## Start SUPPLIED MATERIAL

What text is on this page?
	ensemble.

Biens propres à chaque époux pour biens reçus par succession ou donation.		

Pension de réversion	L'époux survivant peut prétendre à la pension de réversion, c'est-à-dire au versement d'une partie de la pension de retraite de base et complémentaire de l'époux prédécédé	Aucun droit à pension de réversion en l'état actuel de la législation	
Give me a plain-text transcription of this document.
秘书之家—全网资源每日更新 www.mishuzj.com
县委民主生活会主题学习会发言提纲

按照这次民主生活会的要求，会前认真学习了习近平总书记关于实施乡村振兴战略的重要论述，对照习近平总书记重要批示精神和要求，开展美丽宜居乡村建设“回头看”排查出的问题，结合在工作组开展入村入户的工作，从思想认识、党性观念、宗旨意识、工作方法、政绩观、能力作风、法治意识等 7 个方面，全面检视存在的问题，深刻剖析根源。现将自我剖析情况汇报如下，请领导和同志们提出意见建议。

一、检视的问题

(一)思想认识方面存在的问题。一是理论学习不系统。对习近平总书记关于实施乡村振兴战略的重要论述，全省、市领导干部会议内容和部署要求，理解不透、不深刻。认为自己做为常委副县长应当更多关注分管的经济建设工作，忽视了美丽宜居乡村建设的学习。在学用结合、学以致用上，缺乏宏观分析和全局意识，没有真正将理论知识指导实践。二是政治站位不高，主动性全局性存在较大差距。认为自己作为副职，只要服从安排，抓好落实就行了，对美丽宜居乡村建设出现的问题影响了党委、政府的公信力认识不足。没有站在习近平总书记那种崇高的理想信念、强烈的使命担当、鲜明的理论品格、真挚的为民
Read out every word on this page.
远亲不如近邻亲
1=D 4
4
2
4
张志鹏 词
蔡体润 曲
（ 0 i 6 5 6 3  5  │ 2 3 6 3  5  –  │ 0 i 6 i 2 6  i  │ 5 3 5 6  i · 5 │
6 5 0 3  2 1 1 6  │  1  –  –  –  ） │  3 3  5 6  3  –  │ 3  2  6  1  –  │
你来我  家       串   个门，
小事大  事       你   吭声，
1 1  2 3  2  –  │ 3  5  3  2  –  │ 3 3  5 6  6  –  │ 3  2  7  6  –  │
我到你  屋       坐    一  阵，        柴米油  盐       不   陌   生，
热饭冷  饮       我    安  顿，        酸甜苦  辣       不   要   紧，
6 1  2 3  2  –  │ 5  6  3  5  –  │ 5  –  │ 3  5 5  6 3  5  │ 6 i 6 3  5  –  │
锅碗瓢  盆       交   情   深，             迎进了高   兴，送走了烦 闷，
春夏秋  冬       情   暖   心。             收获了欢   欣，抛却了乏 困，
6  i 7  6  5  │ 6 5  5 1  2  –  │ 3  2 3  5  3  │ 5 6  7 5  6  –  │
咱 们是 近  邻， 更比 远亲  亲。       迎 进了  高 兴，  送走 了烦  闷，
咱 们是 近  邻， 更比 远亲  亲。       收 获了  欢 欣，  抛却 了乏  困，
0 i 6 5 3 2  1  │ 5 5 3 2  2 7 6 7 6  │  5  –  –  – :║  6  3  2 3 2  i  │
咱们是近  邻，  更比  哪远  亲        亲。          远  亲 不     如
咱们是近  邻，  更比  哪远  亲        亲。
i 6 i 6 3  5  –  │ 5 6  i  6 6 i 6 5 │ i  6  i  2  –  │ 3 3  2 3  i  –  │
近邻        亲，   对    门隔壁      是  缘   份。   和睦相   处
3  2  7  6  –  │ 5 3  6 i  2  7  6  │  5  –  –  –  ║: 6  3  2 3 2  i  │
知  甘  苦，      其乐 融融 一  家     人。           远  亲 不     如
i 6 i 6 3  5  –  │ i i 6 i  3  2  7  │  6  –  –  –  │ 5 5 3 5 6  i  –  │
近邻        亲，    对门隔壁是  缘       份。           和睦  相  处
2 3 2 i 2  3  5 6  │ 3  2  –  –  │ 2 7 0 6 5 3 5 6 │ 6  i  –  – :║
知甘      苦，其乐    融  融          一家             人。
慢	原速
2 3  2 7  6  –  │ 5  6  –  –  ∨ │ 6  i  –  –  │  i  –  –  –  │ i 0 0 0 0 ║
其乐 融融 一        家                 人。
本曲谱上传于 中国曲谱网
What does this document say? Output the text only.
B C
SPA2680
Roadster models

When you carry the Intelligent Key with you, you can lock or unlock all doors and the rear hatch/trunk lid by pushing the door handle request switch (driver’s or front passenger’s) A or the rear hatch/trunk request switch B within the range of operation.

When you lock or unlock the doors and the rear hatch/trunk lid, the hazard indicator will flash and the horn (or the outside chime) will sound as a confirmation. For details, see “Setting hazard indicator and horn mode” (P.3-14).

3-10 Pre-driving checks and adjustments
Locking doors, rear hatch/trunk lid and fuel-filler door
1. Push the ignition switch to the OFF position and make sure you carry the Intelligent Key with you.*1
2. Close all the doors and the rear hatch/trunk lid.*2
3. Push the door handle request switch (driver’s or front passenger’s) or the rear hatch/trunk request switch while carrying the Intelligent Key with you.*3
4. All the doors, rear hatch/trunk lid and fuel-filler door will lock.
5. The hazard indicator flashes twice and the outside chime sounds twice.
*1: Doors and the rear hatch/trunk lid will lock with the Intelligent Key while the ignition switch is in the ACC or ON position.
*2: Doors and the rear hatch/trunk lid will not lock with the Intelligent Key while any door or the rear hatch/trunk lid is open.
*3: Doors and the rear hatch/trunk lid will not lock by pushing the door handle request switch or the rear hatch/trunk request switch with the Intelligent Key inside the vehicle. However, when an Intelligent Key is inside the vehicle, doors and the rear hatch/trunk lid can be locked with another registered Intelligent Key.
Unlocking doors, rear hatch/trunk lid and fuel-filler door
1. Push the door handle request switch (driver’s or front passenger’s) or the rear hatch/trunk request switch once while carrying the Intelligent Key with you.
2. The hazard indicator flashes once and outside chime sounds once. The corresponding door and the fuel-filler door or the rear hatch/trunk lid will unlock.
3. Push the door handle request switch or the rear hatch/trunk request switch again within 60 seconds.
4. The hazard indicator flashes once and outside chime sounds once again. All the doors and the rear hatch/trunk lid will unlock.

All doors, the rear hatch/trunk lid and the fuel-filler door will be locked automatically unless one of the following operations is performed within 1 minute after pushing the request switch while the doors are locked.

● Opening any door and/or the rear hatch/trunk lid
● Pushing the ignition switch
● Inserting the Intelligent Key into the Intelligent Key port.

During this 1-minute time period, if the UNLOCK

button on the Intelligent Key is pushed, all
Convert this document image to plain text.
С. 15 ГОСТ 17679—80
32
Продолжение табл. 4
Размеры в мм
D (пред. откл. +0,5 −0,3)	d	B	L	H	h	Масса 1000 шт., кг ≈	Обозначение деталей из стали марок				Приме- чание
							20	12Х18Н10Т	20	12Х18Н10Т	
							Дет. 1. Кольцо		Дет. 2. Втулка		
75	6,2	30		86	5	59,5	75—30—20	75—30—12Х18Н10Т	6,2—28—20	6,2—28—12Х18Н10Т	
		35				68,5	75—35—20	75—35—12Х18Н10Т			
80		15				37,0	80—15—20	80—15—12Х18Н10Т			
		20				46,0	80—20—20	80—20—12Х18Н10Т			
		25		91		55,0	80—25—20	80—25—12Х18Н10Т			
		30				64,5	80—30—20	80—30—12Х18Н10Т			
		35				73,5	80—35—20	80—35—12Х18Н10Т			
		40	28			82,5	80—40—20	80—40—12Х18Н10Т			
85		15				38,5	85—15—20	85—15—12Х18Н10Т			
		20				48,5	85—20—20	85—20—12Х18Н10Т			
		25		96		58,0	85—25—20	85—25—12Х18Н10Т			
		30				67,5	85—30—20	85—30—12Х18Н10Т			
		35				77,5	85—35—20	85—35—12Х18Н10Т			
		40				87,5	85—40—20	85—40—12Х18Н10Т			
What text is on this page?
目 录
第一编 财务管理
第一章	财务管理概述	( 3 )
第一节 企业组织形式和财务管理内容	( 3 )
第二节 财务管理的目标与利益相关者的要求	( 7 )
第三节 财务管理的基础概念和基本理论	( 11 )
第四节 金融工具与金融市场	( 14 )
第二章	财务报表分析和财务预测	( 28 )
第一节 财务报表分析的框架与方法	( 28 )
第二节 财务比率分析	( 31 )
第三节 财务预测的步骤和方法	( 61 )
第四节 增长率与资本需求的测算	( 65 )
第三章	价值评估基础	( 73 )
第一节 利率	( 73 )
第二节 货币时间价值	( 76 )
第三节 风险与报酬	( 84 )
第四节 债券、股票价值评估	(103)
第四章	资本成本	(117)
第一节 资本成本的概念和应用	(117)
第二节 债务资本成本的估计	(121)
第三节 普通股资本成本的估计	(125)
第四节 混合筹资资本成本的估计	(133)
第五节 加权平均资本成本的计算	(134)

## End SUPPLIED MATERIAL

* **INSTRUCTIONS TO FOLLOW**: Out of the material above, gather each line where "ignition" appears.

* **RIGHT ANSWER**:
1. Push the ignition switch to the OFF position and make sure you carry the Intelligent Key with you.*1
*1: Doors and the rear hatch/trunk lid will lock with the Intelligent Key while the ignition switch is in the ACC or ON position.
● Pushing the ignition switch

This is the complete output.